### [Lines of data]

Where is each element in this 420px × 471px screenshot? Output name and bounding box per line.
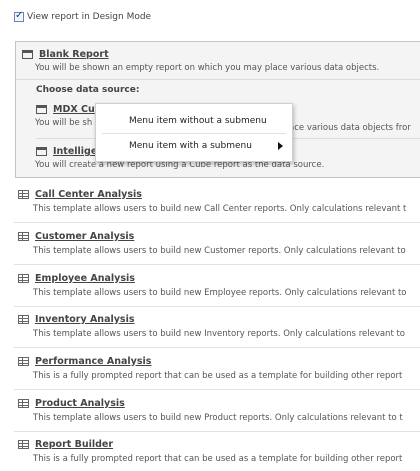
data-source-label: Choose data source: — [36, 85, 140, 95]
report-window-icon — [36, 105, 47, 114]
template-grid-icon — [18, 314, 29, 324]
divider — [14, 222, 420, 223]
template-description: This template allows users to build new … — [33, 204, 407, 214]
design-mode-toggle[interactable]: View report in Design Mode — [14, 10, 152, 22]
template-product[interactable]: Product Analysis This template allows us… — [18, 397, 420, 423]
menu-item-with-submenu[interactable]: Menu item with a submenu — [129, 141, 252, 151]
template-grid-icon — [18, 273, 29, 283]
context-menu: Menu item without a submenu Menu item wi… — [95, 103, 293, 162]
template-performance[interactable]: Performance Analysis This is a fully pro… — [18, 355, 420, 381]
template-inventory[interactable]: Inventory Analysis This template allows … — [18, 313, 420, 339]
template-grid-icon — [18, 398, 29, 408]
divider — [16, 79, 420, 80]
template-description: This template allows users to build new … — [33, 329, 406, 339]
template-description: This is a fully prompted report that can… — [33, 371, 403, 381]
divider — [14, 264, 420, 265]
template-call-center[interactable]: Call Center Analysis This template allow… — [18, 188, 420, 214]
report-window-icon — [36, 147, 47, 156]
template-report-builder[interactable]: Report Builder This is a fully prompted … — [18, 438, 420, 464]
report-window-icon — [22, 50, 33, 59]
template-grid-icon — [18, 189, 29, 199]
template-description: This template allows users to build new … — [33, 413, 403, 423]
divider — [14, 389, 420, 390]
mdx-description-left: You will be sh — [35, 118, 93, 128]
template-customer[interactable]: Customer Analysis This template allows u… — [18, 230, 420, 256]
submenu-arrow-icon — [278, 142, 283, 150]
intelligent-cube-link[interactable]: Intellige — [53, 146, 97, 157]
blank-report-option[interactable]: Blank Report You will be shown an empty … — [22, 49, 379, 73]
template-grid-icon — [18, 439, 29, 449]
template-link[interactable]: Customer Analysis — [35, 231, 134, 242]
template-link[interactable]: Report Builder — [35, 439, 113, 450]
design-mode-checkbox[interactable] — [14, 10, 24, 22]
template-grid-icon — [18, 231, 29, 241]
design-mode-label: View report in Design Mode — [27, 12, 152, 22]
template-grid-icon — [18, 356, 29, 366]
blank-report-description: You will be shown an empty report on whi… — [35, 63, 380, 73]
blank-report-link[interactable]: Blank Report — [39, 49, 109, 60]
menu-item-without-submenu[interactable]: Menu item without a submenu — [129, 116, 267, 126]
template-description: This is a fully prompted report that can… — [33, 454, 403, 464]
mdx-source-link[interactable]: MDX Cu — [53, 104, 95, 115]
template-description: This template allows users to build new … — [33, 246, 406, 256]
template-description: This template allows users to build new … — [33, 288, 407, 298]
mdx-description-right: ace various data objects fror — [289, 123, 411, 133]
divider — [14, 306, 420, 307]
template-employee[interactable]: Employee Analysis This template allows u… — [18, 272, 420, 298]
template-link[interactable]: Call Center Analysis — [35, 189, 142, 200]
menu-separator — [102, 133, 286, 134]
divider — [14, 431, 420, 432]
template-link[interactable]: Employee Analysis — [35, 273, 135, 284]
mdx-source-option[interactable]: MDX Cu You will be sh — [35, 104, 95, 128]
template-link[interactable]: Inventory Analysis — [35, 314, 135, 325]
template-link[interactable]: Product Analysis — [35, 398, 125, 409]
divider — [14, 347, 420, 348]
template-link[interactable]: Performance Analysis — [35, 356, 151, 367]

### [What to do]
Arrange every line of the items above as a JSON list of strings, one string per line, with blank lines omitted. Leave the pictures out of the answer.

### [Full output]
[
  "Where is each element in this 420px × 471px screenshot? Output name and bounding box per line.",
  "data-source-label: Choose data source: — [36, 85, 140, 95]",
  "report-window-icon — [36, 105, 47, 114]",
  "template-grid-icon — [18, 314, 29, 324]",
  "divider — [14, 222, 420, 223]",
  "template-description: This template allows users to build new … — [33, 204, 407, 214]",
  "design-mode-toggle[interactable]: View report in Design Mode — [14, 10, 152, 22]",
  "template-product[interactable]: Product Analysis This template allows us… — [18, 397, 420, 423]",
  "menu-item-with-submenu[interactable]: Menu item with a submenu — [129, 141, 252, 151]",
  "template-grid-icon — [18, 273, 29, 283]",
  "context-menu: Menu item without a submenu Menu item wi… — [95, 103, 293, 162]",
  "template-performance[interactable]: Performance Analysis This is a fully pro… — [18, 355, 420, 381]",
  "template-inventory[interactable]: Inventory Analysis This template allows … — [18, 313, 420, 339]",
  "template-grid-icon — [18, 398, 29, 408]",
  "divider — [16, 79, 420, 80]",
  "template-description: This template allows users to build new … — [33, 329, 406, 339]",
  "template-description: This is a fully prompted report that can… — [33, 371, 403, 381]",
  "divider — [14, 264, 420, 265]",
  "template-call-center[interactable]: Call Center Analysis This template allow… — [18, 188, 420, 214]",
  "report-window-icon — [36, 147, 47, 156]",
  "template-report-builder[interactable]: Report Builder This is a fully prompted … — [18, 438, 420, 464]",
  "report-window-icon — [22, 50, 33, 59]",
  "template-grid-icon — [18, 189, 29, 199]",
  "template-description: This template allows users to build new … — [33, 413, 403, 423]",
  "divider — [14, 389, 420, 390]",
  "mdx-description-left: You will be sh — [35, 118, 93, 128]",
  "template-customer[interactable]: Customer Analysis This template allows u… — [18, 230, 420, 256]",
  "submenu-arrow-icon — [278, 142, 283, 150]",
  "intelligent-cube-link[interactable]: Intellige — [53, 146, 97, 157]",
  "blank-report-option[interactable]: Blank Report You will be shown an empty … — [22, 49, 379, 73]",
  "template-grid-icon — [18, 439, 29, 449]",
  "template-link[interactable]: Customer Analysis — [35, 231, 134, 242]",
  "template-link[interactable]: Report Builder — [35, 439, 113, 450]",
  "design-mode-checkbox[interactable] — [14, 10, 24, 22]",
  "template-grid-icon — [18, 231, 29, 241]",
  "design-mode-label: View report in Design Mode — [27, 12, 152, 22]",
  "template-grid-icon — [18, 356, 29, 366]",
  "blank-report-description: You will be shown an empty report on whi… — [35, 63, 380, 73]",
  "blank-report-link[interactable]: Blank Report — [39, 49, 109, 60]",
  "menu-item-without-submenu[interactable]: Menu item without a submenu — [129, 116, 267, 126]",
  "template-description: This is a fully prompted report that can… — [33, 454, 403, 464]",
  "mdx-source-link[interactable]: MDX Cu — [53, 104, 95, 115]",
  "template-description: This template allows users to build new … — [33, 246, 406, 256]",
  "template-description: This template allows users to build new … — [33, 288, 407, 298]",
  "mdx-description-right: ace various data objects fror — [289, 123, 411, 133]",
  "divider — [14, 306, 420, 307]",
  "template-employee[interactable]: Employee Analysis This template allows u… — [18, 272, 420, 298]",
  "template-link[interactable]: Call Center Analysis — [35, 189, 142, 200]",
  "menu-separator — [102, 133, 286, 134]",
  "divider — [14, 431, 420, 432]",
  "template-link[interactable]: Employee Analysis — [35, 273, 135, 284]",
  "mdx-source-option[interactable]: MDX Cu You will be sh — [35, 104, 95, 128]",
  "template-link[interactable]: Inventory Analysis — [35, 314, 135, 325]",
  "template-link[interactable]: Product Analysis — [35, 398, 125, 409]",
  "divider — [14, 347, 420, 348]",
  "template-link[interactable]: Performance Analysis — [35, 356, 151, 367]"
]